__Task details__.
Output the lines of the records starting at the first line and ending at the line that contains "legend-label-production: 钢材产量 <box>363", keeping each one identical.
── Available data
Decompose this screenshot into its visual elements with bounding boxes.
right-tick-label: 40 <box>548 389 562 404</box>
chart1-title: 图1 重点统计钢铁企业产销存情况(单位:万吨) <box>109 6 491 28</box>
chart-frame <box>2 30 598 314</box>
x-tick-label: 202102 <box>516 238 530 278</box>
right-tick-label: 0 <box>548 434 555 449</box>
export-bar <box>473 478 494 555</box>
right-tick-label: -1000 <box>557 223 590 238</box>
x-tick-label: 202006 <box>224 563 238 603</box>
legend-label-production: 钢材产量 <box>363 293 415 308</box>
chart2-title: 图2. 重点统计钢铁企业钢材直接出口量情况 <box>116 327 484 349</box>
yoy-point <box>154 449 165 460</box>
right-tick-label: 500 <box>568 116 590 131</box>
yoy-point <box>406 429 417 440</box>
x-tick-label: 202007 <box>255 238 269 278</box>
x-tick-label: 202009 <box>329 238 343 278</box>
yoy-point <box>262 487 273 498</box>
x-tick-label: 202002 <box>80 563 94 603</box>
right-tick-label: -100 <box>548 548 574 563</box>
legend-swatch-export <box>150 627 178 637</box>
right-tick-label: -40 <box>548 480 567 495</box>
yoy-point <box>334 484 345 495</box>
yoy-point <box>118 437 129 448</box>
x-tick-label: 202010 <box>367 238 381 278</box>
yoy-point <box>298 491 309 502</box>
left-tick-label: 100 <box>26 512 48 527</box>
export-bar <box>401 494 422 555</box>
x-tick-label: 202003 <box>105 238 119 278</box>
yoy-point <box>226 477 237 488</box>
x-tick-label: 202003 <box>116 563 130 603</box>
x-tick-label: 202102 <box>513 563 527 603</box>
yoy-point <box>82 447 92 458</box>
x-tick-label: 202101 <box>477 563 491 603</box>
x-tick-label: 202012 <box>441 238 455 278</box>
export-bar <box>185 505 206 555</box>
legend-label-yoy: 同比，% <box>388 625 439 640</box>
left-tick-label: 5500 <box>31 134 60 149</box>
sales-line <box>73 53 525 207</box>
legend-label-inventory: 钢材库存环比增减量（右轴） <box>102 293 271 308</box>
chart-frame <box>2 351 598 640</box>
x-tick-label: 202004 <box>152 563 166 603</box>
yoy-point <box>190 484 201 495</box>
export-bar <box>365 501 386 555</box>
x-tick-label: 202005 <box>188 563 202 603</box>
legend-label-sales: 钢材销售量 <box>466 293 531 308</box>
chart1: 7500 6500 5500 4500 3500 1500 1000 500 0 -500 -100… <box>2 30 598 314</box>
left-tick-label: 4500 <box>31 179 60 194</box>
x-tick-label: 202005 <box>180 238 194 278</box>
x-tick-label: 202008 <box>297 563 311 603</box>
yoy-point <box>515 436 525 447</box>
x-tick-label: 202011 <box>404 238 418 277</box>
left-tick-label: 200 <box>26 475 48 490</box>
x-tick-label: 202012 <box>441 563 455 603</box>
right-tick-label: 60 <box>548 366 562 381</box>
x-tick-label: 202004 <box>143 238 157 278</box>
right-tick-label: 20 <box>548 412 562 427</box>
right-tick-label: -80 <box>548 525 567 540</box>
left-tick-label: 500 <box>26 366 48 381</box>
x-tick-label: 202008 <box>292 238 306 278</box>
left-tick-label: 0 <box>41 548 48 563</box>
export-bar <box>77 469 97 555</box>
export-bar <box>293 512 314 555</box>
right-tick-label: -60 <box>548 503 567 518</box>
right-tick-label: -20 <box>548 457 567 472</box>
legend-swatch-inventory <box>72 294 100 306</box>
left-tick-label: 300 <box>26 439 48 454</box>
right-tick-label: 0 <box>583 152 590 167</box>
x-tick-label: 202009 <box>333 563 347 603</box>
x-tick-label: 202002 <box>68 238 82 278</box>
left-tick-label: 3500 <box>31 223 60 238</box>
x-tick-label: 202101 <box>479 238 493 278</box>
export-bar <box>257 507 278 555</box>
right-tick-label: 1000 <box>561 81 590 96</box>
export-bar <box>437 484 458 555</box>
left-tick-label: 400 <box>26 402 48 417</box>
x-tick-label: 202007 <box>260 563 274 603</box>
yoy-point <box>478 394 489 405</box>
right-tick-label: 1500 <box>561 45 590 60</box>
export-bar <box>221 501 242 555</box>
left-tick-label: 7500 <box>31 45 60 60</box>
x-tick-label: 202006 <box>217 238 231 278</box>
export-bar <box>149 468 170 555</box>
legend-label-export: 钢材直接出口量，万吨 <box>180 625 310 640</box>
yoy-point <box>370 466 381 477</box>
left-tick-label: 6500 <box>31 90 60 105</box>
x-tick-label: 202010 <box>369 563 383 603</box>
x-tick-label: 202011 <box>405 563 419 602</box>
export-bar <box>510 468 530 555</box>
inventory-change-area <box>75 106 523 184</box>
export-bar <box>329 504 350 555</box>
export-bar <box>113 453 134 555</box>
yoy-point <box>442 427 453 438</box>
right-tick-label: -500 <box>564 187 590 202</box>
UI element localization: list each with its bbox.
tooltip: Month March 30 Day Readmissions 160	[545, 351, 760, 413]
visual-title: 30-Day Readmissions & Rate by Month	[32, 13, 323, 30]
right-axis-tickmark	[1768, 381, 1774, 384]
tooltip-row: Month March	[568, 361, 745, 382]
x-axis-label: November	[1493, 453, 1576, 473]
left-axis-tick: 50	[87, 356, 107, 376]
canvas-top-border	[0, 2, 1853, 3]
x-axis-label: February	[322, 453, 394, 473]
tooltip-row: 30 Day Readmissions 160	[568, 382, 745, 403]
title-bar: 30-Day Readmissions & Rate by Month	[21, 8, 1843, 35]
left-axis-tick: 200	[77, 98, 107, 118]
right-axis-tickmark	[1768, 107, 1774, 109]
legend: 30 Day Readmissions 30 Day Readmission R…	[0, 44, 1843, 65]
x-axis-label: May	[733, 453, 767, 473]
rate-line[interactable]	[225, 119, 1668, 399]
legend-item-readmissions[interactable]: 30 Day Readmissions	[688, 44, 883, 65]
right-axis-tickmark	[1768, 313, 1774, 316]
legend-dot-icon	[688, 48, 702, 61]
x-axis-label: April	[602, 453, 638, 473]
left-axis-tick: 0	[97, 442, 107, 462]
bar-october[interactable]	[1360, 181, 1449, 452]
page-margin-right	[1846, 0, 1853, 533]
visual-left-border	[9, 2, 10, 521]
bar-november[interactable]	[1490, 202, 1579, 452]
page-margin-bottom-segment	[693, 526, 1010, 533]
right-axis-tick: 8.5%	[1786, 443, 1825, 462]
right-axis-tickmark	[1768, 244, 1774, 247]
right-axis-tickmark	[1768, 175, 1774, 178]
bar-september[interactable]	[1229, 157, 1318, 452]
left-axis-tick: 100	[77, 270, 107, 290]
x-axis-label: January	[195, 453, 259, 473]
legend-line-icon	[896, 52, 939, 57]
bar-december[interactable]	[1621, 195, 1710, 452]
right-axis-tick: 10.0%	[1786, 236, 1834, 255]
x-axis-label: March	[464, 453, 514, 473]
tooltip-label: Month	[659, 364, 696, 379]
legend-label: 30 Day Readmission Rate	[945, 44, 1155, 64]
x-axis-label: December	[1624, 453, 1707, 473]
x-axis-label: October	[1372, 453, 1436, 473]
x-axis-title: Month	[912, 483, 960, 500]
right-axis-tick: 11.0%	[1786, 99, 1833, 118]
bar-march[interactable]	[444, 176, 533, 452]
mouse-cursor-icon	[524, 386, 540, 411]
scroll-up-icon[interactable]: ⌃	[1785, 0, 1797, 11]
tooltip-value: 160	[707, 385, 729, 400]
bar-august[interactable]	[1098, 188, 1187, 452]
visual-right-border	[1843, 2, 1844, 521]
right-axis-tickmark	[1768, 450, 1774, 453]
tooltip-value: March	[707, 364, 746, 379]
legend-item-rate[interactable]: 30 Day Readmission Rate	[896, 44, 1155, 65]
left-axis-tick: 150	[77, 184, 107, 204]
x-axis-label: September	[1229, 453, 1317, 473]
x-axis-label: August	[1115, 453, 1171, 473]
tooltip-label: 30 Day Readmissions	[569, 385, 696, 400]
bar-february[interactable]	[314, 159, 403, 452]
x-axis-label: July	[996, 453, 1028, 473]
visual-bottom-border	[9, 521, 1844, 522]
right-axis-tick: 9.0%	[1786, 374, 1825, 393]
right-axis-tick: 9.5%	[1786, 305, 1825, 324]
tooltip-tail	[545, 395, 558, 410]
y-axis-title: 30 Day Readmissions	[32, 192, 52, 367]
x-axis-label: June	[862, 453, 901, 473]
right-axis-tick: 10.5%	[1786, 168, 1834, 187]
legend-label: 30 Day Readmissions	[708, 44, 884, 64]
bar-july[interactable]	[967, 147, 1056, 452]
────
__Response to the exercise__.
Decompose this screenshot into its visual elements with bounding boxes.
right-tick-label: 40 <box>548 389 562 404</box>
chart1-title: 图1 重点统计钢铁企业产销存情况(单位:万吨) <box>109 6 491 28</box>
chart-frame <box>2 30 598 314</box>
x-tick-label: 202102 <box>516 238 530 278</box>
right-tick-label: 0 <box>548 434 555 449</box>
export-bar <box>473 478 494 555</box>
right-tick-label: -1000 <box>557 223 590 238</box>
x-tick-label: 202006 <box>224 563 238 603</box>
legend-label-production: 钢材产量 <box>363 293 415 308</box>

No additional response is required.